TASK DIRECTIONS: Every entry that follows should be reproduced exactly.

Dataset excerpt:
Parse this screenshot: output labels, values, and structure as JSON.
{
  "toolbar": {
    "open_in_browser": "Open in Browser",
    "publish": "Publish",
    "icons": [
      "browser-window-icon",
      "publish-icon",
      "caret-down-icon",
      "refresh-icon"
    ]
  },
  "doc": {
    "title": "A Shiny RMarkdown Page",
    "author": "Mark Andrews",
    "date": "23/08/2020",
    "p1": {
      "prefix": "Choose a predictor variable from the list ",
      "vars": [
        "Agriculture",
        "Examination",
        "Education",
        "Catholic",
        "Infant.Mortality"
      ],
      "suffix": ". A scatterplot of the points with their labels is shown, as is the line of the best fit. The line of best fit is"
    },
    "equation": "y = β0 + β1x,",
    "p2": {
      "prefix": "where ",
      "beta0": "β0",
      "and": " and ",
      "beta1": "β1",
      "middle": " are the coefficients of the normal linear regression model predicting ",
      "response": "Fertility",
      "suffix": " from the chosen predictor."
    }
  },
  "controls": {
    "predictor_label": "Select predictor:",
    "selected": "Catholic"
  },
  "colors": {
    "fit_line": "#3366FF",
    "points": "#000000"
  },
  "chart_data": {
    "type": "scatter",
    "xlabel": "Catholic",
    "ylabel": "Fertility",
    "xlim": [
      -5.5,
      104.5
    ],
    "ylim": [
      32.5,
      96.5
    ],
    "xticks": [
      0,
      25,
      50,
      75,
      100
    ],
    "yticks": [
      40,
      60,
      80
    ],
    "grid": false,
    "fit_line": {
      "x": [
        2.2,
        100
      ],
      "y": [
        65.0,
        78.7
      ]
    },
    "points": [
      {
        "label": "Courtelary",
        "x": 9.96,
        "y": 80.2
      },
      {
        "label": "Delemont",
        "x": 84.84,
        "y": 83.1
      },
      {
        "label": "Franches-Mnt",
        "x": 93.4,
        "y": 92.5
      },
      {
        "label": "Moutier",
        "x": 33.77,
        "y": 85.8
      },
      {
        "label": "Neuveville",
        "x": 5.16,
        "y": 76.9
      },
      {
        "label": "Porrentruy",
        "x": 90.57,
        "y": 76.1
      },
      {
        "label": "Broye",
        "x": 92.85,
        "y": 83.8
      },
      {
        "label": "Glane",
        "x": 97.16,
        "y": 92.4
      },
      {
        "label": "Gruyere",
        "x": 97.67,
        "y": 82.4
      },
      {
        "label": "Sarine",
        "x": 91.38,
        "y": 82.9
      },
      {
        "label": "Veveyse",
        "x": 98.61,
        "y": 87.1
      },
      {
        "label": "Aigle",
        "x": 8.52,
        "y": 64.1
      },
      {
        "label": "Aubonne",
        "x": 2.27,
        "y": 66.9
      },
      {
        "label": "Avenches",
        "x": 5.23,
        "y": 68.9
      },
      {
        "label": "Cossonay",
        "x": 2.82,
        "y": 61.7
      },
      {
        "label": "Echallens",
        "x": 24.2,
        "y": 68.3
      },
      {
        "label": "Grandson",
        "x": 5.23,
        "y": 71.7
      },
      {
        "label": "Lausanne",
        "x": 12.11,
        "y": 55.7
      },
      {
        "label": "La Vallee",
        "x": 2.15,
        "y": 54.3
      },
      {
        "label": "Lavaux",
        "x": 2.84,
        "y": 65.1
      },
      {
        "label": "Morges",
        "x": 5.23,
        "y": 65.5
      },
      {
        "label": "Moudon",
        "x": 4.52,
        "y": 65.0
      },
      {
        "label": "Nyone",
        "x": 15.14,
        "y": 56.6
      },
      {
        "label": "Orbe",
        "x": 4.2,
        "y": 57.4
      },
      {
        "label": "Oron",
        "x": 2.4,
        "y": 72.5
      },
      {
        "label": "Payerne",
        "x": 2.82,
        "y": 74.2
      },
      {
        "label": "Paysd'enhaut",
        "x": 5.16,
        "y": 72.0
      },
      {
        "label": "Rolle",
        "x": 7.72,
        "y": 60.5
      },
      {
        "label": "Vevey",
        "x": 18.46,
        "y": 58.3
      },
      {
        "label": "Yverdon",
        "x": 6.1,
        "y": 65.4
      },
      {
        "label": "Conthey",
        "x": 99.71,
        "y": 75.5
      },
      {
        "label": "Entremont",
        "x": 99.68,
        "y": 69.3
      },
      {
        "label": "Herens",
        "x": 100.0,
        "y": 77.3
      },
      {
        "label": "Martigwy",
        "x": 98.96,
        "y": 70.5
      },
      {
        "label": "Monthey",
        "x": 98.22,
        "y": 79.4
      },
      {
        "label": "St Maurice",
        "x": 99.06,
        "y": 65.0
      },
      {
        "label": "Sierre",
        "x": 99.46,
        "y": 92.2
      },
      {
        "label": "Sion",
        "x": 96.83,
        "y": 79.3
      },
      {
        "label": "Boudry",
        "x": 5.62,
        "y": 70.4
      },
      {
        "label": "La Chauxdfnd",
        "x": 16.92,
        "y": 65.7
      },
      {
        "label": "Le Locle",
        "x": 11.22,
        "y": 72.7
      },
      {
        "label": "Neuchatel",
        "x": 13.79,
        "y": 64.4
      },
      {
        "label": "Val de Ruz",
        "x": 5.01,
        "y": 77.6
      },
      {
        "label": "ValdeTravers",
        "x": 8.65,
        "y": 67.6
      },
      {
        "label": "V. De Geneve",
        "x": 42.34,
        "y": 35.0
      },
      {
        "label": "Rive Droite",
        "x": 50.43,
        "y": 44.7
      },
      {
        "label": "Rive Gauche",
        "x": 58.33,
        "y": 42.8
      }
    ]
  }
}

FULL OUTPUT:
Parse this screenshot: output labels, values, and structure as JSON.
{
  "toolbar": {
    "open_in_browser": "Open in Browser",
    "publish": "Publish",
    "icons": [
      "browser-window-icon",
      "publish-icon",
      "caret-down-icon",
      "refresh-icon"
    ]
  },
  "doc": {
    "title": "A Shiny RMarkdown Page",
    "author": "Mark Andrews",
    "date": "23/08/2020",
    "p1": {
      "prefix": "Choose a predictor variable from the list ",
      "vars": [
        "Agriculture",
        "Examination",
        "Education",
        "Catholic",
        "Infant.Mortality"
      ],
      "suffix": ". A scatterplot of the points with their labels is shown, as is the line of the best fit. The line of best fit is"
    },
    "equation": "y = β0 + β1x,",
    "p2": {
      "prefix": "where ",
      "beta0": "β0",
      "and": " and ",
      "beta1": "β1",
      "middle": " are the coefficients of the normal linear regression model predicting ",
      "response": "Fertility",
      "suffix": " from the chosen predictor."
    }
  },
  "controls": {
    "predictor_label": "Select predictor:",
    "selected": "Catholic"
  },
  "colors": {
    "fit_line": "#3366FF",
    "points": "#000000"
  },
  "chart_data": {
    "type": "scatter",
    "xlabel": "Catholic",
    "ylabel": "Fertility",
    "xlim": [
      -5.5,
      104.5
    ],
    "ylim": [
      32.5,
      96.5
    ],
    "xticks": [
      0,
      25,
      50,
      75,
      100
    ],
    "yticks": [
      40,
      60,
      80
    ],
    "grid": false,
    "fit_line": {
      "x": [
        2.2,
        100
      ],
      "y": [
        65.0,
        78.7
      ]
    },
    "points": [
      {
        "label": "Courtelary",
        "x": 9.96,
        "y": 80.2
      },
      {
        "label": "Delemont",
        "x": 84.84,
        "y": 83.1
      },
      {
        "label": "Franches-Mnt",
        "x": 93.4,
        "y": 92.5
      },
      {
        "label": "Moutier",
        "x": 33.77,
        "y": 85.8
      },
      {
        "label": "Neuveville",
        "x": 5.16,
        "y": 76.9
      },
      {
        "label": "Porrentruy",
        "x": 90.57,
        "y": 76.1
      },
      {
        "label": "Broye",
        "x": 92.85,
        "y": 83.8
      },
      {
        "label": "Glane",
        "x": 97.16,
        "y": 92.4
      },
      {
        "label": "Gruyere",
        "x": 97.67,
        "y": 82.4
      },
      {
        "label": "Sarine",
        "x": 91.38,
        "y": 82.9
      },
      {
        "label": "Veveyse",
        "x": 98.61,
        "y": 87.1
      },
      {
        "label": "Aigle",
        "x": 8.52,
        "y": 64.1
      },
      {
        "label": "Aubonne",
        "x": 2.27,
        "y": 66.9
      },
      {
        "label": "Avenches",
        "x": 5.23,
        "y": 68.9
      },
      {
        "label": "Cossonay",
        "x": 2.82,
        "y": 61.7
      },
      {
        "label": "Echallens",
        "x": 24.2,
        "y": 68.3
      },
      {
        "label": "Grandson",
        "x": 5.23,
        "y": 71.7
      },
      {
        "label": "Lausanne",
        "x": 12.11,
        "y": 55.7
      },
      {
        "label": "La Vallee",
        "x": 2.15,
        "y": 54.3
      },
      {
        "label": "Lavaux",
        "x": 2.84,
        "y": 65.1
      },
      {
        "label": "Morges",
        "x": 5.23,
        "y": 65.5
      },
      {
        "label": "Moudon",
        "x": 4.52,
        "y": 65.0
      },
      {
        "label": "Nyone",
        "x": 15.14,
        "y": 56.6
      },
      {
        "label": "Orbe",
        "x": 4.2,
        "y": 57.4
      },
      {
        "label": "Oron",
        "x": 2.4,
        "y": 72.5
      },
      {
        "label": "Payerne",
        "x": 2.82,
        "y": 74.2
      },
      {
        "label": "Paysd'enhaut",
        "x": 5.16,
        "y": 72.0
      },
      {
        "label": "Rolle",
        "x": 7.72,
        "y": 60.5
      },
      {
        "label": "Vevey",
        "x": 18.46,
        "y": 58.3
      },
      {
        "label": "Yverdon",
        "x": 6.1,
        "y": 65.4
      },
      {
        "label": "Conthey",
        "x": 99.71,
        "y": 75.5
      },
      {
        "label": "Entremont",
        "x": 99.68,
        "y": 69.3
      },
      {
        "label": "Herens",
        "x": 100.0,
        "y": 77.3
      },
      {
        "label": "Martigwy",
        "x": 98.96,
        "y": 70.5
      },
      {
        "label": "Monthey",
        "x": 98.22,
        "y": 79.4
      },
      {
        "label": "St Maurice",
        "x": 99.06,
        "y": 65.0
      },
      {
        "label": "Sierre",
        "x": 99.46,
        "y": 92.2
      },
      {
        "label": "Sion",
        "x": 96.83,
        "y": 79.3
      },
      {
        "label": "Boudry",
        "x": 5.62,
        "y": 70.4
      },
      {
        "label": "La Chauxdfnd",
        "x": 16.92,
        "y": 65.7
      },
      {
        "label": "Le Locle",
        "x": 11.22,
        "y": 72.7
      },
      {
        "label": "Neuchatel",
        "x": 13.79,
        "y": 64.4
      },
      {
        "label": "Val de Ruz",
        "x": 5.01,
        "y": 77.6
      },
      {
        "label": "ValdeTravers",
        "x": 8.65,
        "y": 67.6
      },
      {
        "label": "V. De Geneve",
        "x": 42.34,
        "y": 35.0
      },
      {
        "label": "Rive Droite",
        "x": 50.43,
        "y": 44.7
      },
      {
        "label": "Rive Gauche",
        "x": 58.33,
        "y": 42.8
      }
    ]
  }
}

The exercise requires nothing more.